-- JOB 1 --
According to the Peyto results excerpt, what was the average undiscounted NPV recycle ratio over the last five years?
-- JOB 2 --
Extend the Peyto results excerpt by writing on from its final sentence.

-- GIVEN TEXT --
Based on this reconciliation of changes in BT NPV, the Peyto team was able to create $963 million of Proved Producing, $1.36 billion of Total Proved, and $2.0 billion of Proved plus Probable Additional undiscounted reserve value, with a $618 million capital investment. The ratio of value creation to capital expenditure is what Peyto refers to as the NPV recycle ratio, which is simply the undiscounted value addition, resulting from the capital program, divided by the capital investment. For 2012, the Proved Producing NPV recycle ratio is 1.6. Refer to the value reconciliation table in the February 14, 2013 Reserve Press Release for additional details on the value creation determination.

Performance Measures

There are a number of performance measures that are used in the oil and gas industry in an attempt to evaluate how profitably capital has been invested. Peyto believes that the value analysis and reconciliation presented above is the best determination of profitability as it compares the value of what was created relative to what was invested. This is because the NPV of an oil and gas asset takes into consideration the reserves, the production forecast, the future royalties and operating costs, future capital and the current commodity price outlook. In 2012, the Proved Producing NPV recycle ratio was 1.6 times. This means for each dollar invested, the Peyto team was able to create 1.6 new dollars of Proved Producing reserve value. The average NPV Recycle Ratio over the last 5 years is 3.0 times for undiscounted future values or 2.2 times for future values discounted at 10%. The historic NPV recycle ratios are presented in the following table.

Value Creation Dec 31, 2012 Dec 31, 2011 Dec 31, 2010 Dec 31, 2009 Dec 31, 2008 Dec 31, 2007 Dec 31, 2006
NPV(0) Recycle Ratio
Proved Producing 1.6 2.4 3.5 5.4 2.1 4.7 2.9
Total Proved 2.2 4.7 6.1 18.9 2.5 5.5 2.9
Proved + Probable Additional 3.2 6.6 10.3 27.1 2.2 3.8 3.8
  • NPV(0) (net present value) recycle ratio is calculated by dividing the undiscounted NPV of reserves added in the year by the total capital cost for the period (eg. Proved Producing ($963/$618) = 1.6).

Quarterly Review

Activity in the fourth quarter of 2012 included the drilling of 28 gross (27.2 net) horizontal wells, the completion of 33 gross (29.6 net) wells and the installation of wellsite equipment and tie in of 34 gross (30.4 net) wells. Capital expenditures in Q4 totaled $156.8 million with $78 million spent on drilling, $47 million on completions, and $22 million on wellsite equipment and pipelines. Installation of the enhanced liquids extraction facilities at the Oldman gas plant was responsible for the majority of the $25 million invested in facilities. In the quarter, 30.5 sections of new land was purchased at crown land sales for $5.2 million or $267/ac.

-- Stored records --
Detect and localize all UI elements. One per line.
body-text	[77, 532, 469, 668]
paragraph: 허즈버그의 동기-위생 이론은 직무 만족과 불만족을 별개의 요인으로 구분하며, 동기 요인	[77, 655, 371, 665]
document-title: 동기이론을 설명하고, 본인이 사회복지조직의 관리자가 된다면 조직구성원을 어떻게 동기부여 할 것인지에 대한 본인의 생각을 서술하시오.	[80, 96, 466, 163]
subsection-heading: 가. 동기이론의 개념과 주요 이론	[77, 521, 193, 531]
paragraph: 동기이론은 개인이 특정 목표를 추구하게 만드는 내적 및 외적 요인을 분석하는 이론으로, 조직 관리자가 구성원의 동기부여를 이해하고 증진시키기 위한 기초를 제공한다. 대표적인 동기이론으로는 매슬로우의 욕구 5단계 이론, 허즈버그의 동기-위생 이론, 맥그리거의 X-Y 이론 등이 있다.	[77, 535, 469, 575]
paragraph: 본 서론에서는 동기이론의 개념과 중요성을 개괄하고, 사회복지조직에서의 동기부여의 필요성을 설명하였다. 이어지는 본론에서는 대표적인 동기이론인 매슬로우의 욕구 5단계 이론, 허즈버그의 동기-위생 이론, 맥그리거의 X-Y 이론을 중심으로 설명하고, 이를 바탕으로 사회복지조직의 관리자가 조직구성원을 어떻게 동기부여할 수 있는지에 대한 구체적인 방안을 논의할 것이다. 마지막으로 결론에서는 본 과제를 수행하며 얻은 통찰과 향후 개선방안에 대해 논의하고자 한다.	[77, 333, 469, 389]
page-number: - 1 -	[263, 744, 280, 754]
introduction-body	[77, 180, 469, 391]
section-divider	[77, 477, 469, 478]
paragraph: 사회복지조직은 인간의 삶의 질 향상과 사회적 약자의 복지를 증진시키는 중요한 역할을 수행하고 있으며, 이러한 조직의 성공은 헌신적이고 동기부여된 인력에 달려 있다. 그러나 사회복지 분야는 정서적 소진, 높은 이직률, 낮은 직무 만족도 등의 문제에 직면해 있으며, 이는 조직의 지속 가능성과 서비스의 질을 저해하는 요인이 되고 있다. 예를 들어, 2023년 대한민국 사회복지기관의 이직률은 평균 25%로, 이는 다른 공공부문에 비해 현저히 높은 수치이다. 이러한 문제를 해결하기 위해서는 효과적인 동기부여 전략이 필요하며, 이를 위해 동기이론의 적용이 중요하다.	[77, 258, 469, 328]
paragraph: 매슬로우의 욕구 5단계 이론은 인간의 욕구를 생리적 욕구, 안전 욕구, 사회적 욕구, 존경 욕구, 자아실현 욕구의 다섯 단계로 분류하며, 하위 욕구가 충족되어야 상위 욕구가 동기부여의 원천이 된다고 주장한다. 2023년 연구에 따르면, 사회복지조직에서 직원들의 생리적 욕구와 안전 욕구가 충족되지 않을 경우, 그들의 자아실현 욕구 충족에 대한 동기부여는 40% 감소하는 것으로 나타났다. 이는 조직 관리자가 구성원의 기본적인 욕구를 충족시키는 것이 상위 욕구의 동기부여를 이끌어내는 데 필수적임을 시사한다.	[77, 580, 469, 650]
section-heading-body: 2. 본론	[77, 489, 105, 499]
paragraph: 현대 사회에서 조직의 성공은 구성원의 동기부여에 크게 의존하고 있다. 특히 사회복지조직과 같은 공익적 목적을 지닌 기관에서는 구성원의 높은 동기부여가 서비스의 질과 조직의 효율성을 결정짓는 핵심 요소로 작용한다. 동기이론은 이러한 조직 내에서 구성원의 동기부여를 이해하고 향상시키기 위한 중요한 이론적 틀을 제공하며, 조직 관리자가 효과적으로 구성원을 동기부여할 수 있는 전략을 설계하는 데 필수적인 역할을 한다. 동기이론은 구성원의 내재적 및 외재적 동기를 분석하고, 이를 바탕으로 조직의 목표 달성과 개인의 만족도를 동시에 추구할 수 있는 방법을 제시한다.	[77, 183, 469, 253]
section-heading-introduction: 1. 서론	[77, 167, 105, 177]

-- FINAL ANSWER 1 --
3.0 times

-- FINAL ANSWER 2 --
On December 1, 2012 Peyto disposed of some minor non-core Open Range assets in the Waskahigan area for total proceeds of $20.9 million reflected in the previous capital summary as a disposition and gain on disposition.

Production for Q4 2012 was up 26% from Q4 2011 to 49,754 boe/d including 299 mmcf/d of natural gas and 5,286 bbl/d of oil and natural gas liquids. Fourth quarter production was less than expected, however, due to an unanticipated outage at Peyto’s Oldman gas processing facility. The cause of the outage was a faulty piece of equipment installed during the new Oldman Deep Cut plant expansion. The defective equipment prevented the operation of approximately two thirds, or 80 mmcf/d, of the processing capacity at the facility. This equipment has been repaired and the impacted processing capacity was brought back online on January 7, 2013 with the Deep Cut plant operation commencing January 25, 2013. Approximately 10,700 boe/d of net production was offline for the final 13 days in December.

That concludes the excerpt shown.